**** Data rows ****

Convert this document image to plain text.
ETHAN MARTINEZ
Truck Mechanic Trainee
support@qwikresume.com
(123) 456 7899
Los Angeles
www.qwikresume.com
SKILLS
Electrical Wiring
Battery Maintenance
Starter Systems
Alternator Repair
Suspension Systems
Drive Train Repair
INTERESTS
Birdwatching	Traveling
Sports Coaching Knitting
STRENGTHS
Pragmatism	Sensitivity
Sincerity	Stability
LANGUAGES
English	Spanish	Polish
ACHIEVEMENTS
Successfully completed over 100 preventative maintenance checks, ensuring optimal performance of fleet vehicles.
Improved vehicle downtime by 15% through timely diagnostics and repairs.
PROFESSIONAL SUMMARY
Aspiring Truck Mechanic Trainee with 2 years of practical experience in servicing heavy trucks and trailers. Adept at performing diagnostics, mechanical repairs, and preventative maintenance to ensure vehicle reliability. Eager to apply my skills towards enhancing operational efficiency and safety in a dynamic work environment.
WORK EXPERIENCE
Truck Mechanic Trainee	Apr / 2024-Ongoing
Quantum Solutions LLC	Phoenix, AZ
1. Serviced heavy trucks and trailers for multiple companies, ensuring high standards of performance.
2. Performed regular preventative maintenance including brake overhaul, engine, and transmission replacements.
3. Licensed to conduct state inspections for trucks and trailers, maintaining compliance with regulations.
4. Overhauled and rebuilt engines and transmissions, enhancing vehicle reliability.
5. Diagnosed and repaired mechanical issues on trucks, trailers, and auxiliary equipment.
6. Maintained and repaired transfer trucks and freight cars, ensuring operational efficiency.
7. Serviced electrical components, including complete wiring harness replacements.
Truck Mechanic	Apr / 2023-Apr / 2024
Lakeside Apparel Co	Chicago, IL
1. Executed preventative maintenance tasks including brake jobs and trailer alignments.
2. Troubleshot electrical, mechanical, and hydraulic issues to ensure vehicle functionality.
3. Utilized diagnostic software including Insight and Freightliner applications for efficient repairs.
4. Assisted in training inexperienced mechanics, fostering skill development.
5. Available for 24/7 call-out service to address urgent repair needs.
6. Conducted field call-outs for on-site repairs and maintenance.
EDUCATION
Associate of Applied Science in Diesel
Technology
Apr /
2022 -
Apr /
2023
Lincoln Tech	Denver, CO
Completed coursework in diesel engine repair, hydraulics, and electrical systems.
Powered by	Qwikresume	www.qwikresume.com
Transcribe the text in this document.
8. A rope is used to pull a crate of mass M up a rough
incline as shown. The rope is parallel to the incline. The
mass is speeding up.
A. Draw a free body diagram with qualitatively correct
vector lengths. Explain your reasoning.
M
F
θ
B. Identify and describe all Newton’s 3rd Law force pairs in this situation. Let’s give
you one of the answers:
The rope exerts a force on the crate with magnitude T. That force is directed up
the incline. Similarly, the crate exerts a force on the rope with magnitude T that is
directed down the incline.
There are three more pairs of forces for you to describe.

****

■ Work required
Scan the listing above. Collect all lines with the word "reliability".

■ Correct output
Aspiring Truck Mechanic Trainee with 2 years of practical experience in servicing heavy trucks and trailers. Adept at performing diagnostics, mechanical repairs, and preventative maintenance to ensure vehicle reliability. Eager to apply my skills towards enhancing operational efficiency and safety in a dynamic work environment.
4. Overhauled and rebuilt engines and transmissions, enhancing vehicle reliability.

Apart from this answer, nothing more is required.